Problem statement: Search the records for the word "subtitle" and pick out every line that has it.

Dataset rows about figures:
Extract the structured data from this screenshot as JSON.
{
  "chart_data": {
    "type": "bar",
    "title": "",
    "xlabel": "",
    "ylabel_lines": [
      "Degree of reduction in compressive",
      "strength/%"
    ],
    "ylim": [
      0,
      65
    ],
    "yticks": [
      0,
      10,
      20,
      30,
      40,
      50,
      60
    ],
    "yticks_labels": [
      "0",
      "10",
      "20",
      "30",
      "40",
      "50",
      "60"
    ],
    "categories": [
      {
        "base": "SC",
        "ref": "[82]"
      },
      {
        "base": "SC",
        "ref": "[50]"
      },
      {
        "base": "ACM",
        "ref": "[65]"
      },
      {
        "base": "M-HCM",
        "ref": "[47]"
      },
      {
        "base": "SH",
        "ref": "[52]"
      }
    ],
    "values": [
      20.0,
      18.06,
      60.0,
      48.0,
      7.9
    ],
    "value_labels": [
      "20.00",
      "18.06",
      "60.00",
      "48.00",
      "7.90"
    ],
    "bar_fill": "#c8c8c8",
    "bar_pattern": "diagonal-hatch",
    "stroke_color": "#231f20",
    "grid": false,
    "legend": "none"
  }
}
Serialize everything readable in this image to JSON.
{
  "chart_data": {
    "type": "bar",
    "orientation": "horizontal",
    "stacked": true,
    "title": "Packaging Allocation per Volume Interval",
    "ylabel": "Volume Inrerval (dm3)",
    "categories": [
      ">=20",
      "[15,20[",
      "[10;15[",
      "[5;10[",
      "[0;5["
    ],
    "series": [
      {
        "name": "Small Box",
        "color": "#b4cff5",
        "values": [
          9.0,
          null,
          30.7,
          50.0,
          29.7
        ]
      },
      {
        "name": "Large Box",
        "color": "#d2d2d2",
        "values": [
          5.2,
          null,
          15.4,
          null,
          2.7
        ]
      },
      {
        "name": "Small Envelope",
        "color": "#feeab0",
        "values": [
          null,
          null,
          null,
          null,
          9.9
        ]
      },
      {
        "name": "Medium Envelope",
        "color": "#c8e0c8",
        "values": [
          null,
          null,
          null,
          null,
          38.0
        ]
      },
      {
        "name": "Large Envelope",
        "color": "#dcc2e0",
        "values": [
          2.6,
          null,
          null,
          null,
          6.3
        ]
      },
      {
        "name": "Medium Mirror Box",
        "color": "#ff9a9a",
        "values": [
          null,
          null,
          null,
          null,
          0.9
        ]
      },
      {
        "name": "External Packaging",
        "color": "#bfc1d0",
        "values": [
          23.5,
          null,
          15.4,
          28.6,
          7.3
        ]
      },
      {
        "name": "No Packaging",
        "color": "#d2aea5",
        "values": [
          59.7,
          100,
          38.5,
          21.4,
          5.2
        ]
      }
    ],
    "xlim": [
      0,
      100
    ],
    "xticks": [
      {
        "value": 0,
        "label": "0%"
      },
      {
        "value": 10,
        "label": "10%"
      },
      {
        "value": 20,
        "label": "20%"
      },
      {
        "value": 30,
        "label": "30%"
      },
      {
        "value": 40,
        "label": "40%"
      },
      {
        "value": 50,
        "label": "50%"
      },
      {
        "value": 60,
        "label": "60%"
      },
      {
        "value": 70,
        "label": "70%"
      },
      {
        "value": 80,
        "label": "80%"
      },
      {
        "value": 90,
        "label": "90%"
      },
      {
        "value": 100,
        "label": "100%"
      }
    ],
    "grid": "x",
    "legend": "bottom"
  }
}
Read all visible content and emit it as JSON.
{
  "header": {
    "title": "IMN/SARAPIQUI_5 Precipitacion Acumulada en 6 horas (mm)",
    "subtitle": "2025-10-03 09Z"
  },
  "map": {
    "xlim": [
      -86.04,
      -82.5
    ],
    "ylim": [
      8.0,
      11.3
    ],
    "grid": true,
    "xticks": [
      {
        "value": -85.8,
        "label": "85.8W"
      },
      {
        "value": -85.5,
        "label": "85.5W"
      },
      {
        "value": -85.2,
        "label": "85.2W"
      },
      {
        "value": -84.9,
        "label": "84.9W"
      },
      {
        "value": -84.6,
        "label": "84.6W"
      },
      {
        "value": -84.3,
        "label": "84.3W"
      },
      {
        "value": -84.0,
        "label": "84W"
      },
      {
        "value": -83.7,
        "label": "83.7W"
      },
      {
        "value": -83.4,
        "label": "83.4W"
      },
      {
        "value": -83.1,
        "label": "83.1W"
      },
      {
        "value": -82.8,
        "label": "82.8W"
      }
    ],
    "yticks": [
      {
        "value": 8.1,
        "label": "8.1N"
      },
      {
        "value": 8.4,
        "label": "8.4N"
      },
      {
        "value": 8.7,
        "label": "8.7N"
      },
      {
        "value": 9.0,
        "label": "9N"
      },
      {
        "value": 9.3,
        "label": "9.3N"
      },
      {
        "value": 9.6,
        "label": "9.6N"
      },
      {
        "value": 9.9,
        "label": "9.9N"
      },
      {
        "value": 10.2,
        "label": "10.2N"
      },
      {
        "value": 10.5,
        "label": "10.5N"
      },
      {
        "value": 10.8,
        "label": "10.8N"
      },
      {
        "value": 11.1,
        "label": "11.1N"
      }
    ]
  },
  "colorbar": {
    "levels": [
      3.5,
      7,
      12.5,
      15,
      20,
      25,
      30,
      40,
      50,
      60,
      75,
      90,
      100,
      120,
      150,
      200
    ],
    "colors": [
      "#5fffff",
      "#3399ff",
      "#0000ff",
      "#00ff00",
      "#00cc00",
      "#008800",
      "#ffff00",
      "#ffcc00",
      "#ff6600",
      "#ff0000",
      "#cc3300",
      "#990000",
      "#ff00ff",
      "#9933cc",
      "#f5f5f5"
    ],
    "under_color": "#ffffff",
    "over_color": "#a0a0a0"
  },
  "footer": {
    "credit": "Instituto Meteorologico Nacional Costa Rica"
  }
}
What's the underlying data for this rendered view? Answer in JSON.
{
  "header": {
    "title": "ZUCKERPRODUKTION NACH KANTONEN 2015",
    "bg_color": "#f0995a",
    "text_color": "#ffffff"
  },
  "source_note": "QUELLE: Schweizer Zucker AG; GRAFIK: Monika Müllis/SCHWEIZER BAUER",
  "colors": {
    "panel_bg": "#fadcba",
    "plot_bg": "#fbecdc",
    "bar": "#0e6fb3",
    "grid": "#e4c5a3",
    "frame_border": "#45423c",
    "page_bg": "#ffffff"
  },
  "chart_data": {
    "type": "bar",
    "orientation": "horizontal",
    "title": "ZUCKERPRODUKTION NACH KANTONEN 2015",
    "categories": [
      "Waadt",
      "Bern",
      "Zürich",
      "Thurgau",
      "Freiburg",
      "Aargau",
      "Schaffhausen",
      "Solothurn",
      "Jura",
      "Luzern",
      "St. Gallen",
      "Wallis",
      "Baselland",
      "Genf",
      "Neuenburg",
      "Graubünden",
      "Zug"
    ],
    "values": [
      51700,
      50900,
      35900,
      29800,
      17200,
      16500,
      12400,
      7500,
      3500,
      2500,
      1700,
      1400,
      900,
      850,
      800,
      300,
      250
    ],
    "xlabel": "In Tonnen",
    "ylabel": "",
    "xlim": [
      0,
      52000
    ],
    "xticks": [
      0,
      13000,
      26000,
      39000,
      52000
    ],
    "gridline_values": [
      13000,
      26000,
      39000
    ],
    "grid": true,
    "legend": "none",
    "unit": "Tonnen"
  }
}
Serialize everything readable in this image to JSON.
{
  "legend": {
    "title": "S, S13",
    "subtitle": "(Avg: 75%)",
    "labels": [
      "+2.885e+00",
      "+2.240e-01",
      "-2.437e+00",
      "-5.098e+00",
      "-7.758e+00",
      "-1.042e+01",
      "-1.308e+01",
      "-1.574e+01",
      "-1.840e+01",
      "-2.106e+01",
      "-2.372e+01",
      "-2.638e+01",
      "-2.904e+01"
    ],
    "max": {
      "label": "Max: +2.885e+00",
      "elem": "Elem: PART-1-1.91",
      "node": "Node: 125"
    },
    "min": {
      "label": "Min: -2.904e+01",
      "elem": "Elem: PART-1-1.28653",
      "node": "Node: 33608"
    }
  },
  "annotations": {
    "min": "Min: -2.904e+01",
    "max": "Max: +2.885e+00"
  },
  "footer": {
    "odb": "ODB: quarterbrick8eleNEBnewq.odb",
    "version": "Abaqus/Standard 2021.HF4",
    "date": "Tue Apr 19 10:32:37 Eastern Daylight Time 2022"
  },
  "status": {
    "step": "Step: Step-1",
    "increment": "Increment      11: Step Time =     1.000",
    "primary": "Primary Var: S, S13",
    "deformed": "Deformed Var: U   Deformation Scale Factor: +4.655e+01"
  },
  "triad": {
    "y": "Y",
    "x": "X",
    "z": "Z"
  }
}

Complete answer:
    "subtitle": "2025-10-03 09Z"
    "subtitle": "(Avg: 75%)",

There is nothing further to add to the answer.